*Work to be completed*. Identify every line containing the word "一班三巡" and reproduce each one.

*Saved entries*.

[start]

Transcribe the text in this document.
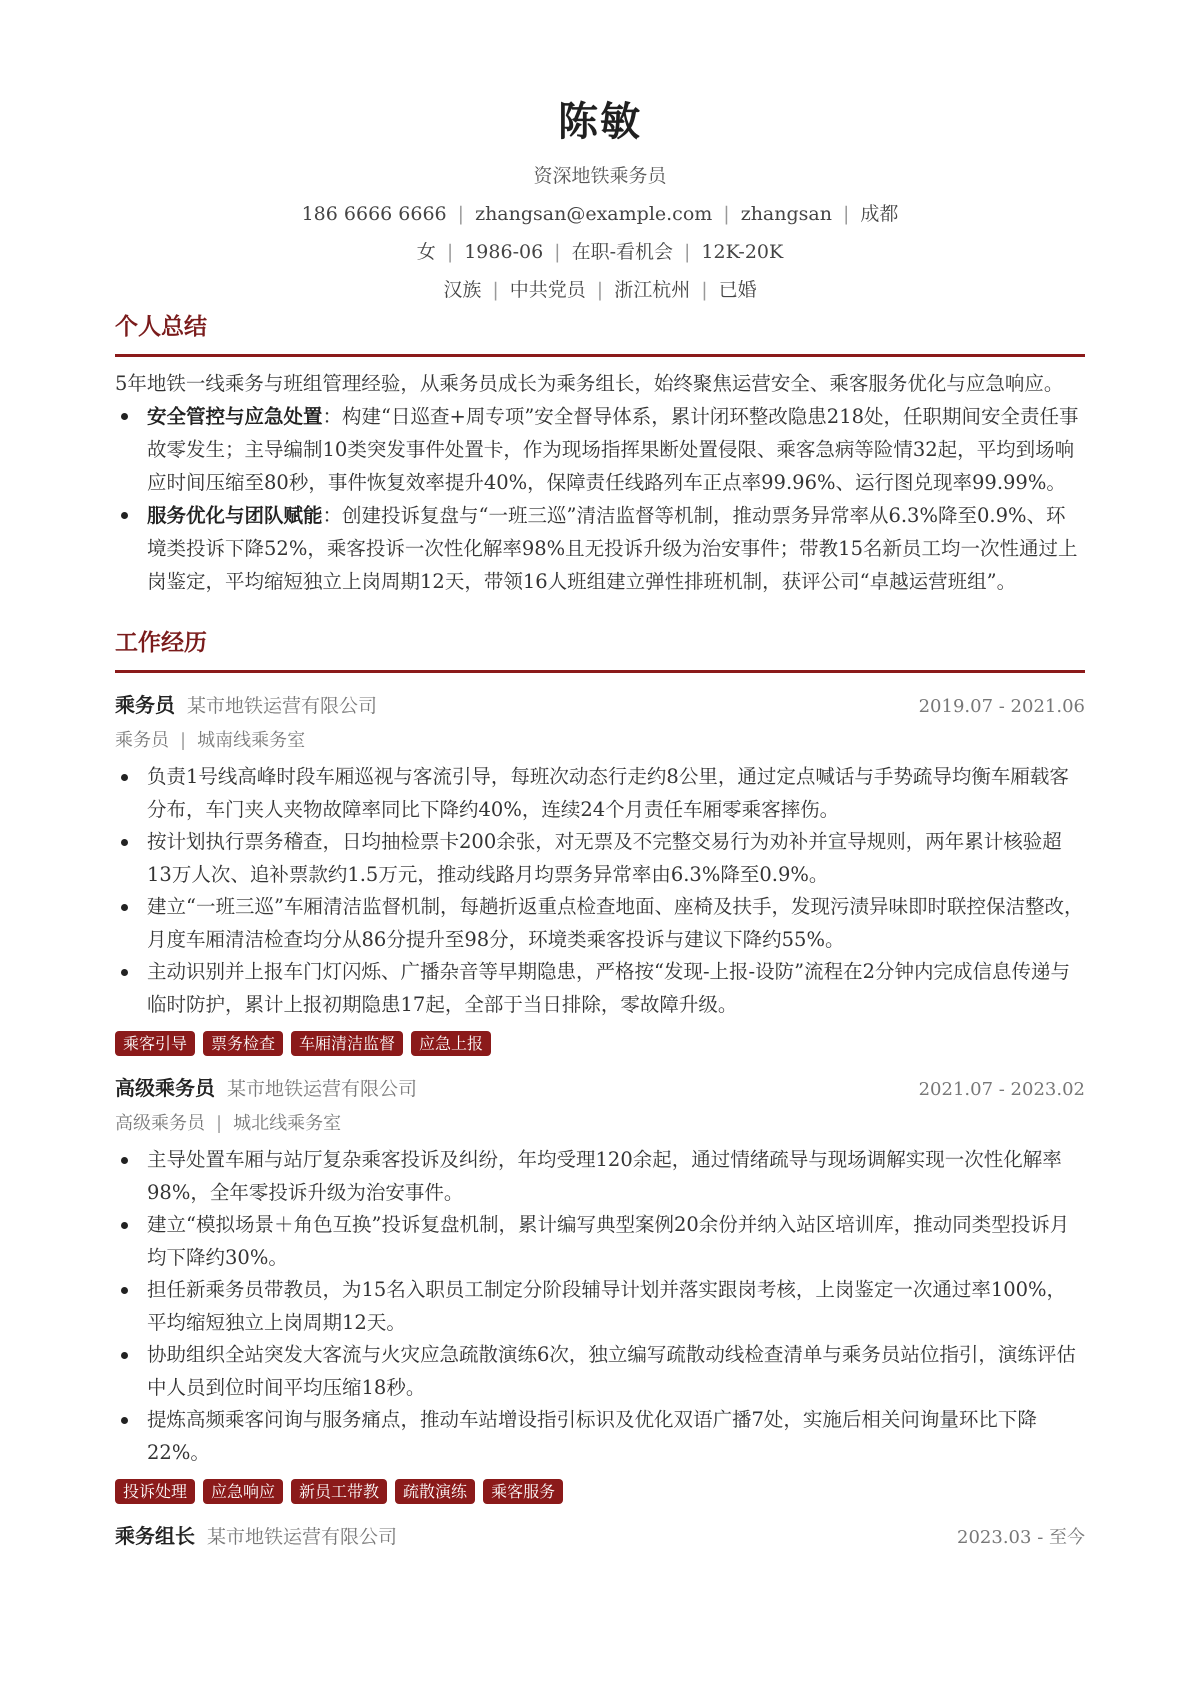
陈敏
资深地铁乘务员
186 6666 6666 | zhangsan@example.com | zhangsan | 成都
女 | 1986-06 | 在职-看机会 | 12K-20K
汉族 | 中共党员 | 浙江杭州 | 已婚
个人总结
5年地铁一线乘务与班组管理经验，从乘务员成长为乘务组长，始终聚焦运营安全、乘客服务优化与应急响应。
安全管控与应急处置：构建“日巡查+周专项”安全督导体系，累计闭环整改隐患218处，任职期间安全责任事故零发生；主导编制10类突发事件处置卡，作为现场指挥果断处置侵限、乘客急病等险情32起，平均到场响应时间压缩至80秒，事件恢复效率提升40%，保障责任线路列车正点率99.96%、运行图兑现率99.99%。
服务优化与团队赋能：创建投诉复盘与“一班三巡”清洁监督等机制，推动票务异常率从6.3%降至0.9%、环境类投诉下降52%，乘客投诉一次性化解率98%且无投诉升级为治安事件；带教15名新员工均一次性通过上岗鉴定，平均缩短独立上岗周期12天，带领16人班组建立弹性排班机制，获评公司“卓越运营班组”。
工作经历
乘务员 某市地铁运营有限公司	2019.07 - 2021.06
乘务员 | 城南线乘务室
负责1号线高峰时段车厢巡视与客流引导，每班次动态行走约8公里，通过定点喊话与手势疏导均衡车厢载客分布，车门夹人夹物故障率同比下降约40%，连续24个月责任车厢零乘客摔伤。
按计划执行票务稽查，日均抽检票卡200余张，对无票及不完整交易行为劝补并宣导规则，两年累计核验超13万人次、追补票款约1.5万元，推动线路月均票务异常率由6.3%降至0.9%。
建立“一班三巡”车厢清洁监督机制，每趟折返重点检查地面、座椅及扶手，发现污渍异味即时联控保洁整改，月度车厢清洁检查均分从86分提升至98分，环境类乘客投诉与建议下降约55%。
主动识别并上报车门灯闪烁、广播杂音等早期隐患，严格按“发现-上报-设防”流程在2分钟内完成信息传递与临时防护，累计上报初期隐患17起，全部于当日排除，零故障升级。
乘客引导	票务检查	车厢清洁监督	应急上报
高级乘务员 某市地铁运营有限公司	2021.07 - 2023.02
高级乘务员 | 城北线乘务室
主导处置车厢与站厅复杂乘客投诉及纠纷，年均受理120余起，通过情绪疏导与现场调解实现一次性化解率98%，全年零投诉升级为治安事件。
建立“模拟场景＋角色互换”投诉复盘机制，累计编写典型案例20余份并纳入站区培训库，推动同类型投诉月均下降约30%。
担任新乘务员带教员，为15名入职员工制定分阶段辅导计划并落实跟岗考核，上岗鉴定一次通过率100%，平均缩短独立上岗周期12天。
协助组织全站突发大客流与火灾应急疏散演练6次，独立编写疏散动线检查清单与乘务员站位指引，演练评估中人员到位时间平均压缩18秒。
提炼高频乘客问询与服务痛点，推动车站增设指引标识及优化双语广播7处，实施后相关问询量环比下降22%。
投诉处理	应急响应	新员工带教	疏散演练	乘客服务
乘务组长 某市地铁运营有限公司	2023.03 - 至今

[end]

*Task answer*.
服务优化与团队赋能：创建投诉复盘与“一班三巡”清洁监督等机制，推动票务异常率从6.3%降至0.9%、环境类投诉下降52%，乘客投诉一次性化解率98%且无投诉升级为治安事件；带教15名新员工均一次性通过上岗鉴定，平均缩短独立上岗周期12天，带领16人班组建立弹性排班机制，获评公司“卓越运营班组”。
建立“一班三巡”车厢清洁监督机制，每趟折返重点检查地面、座椅及扶手，发现污渍异味即时联控保洁整改，月度车厢清洁检查均分从86分提升至98分，环境类乘客投诉与建议下降约55%。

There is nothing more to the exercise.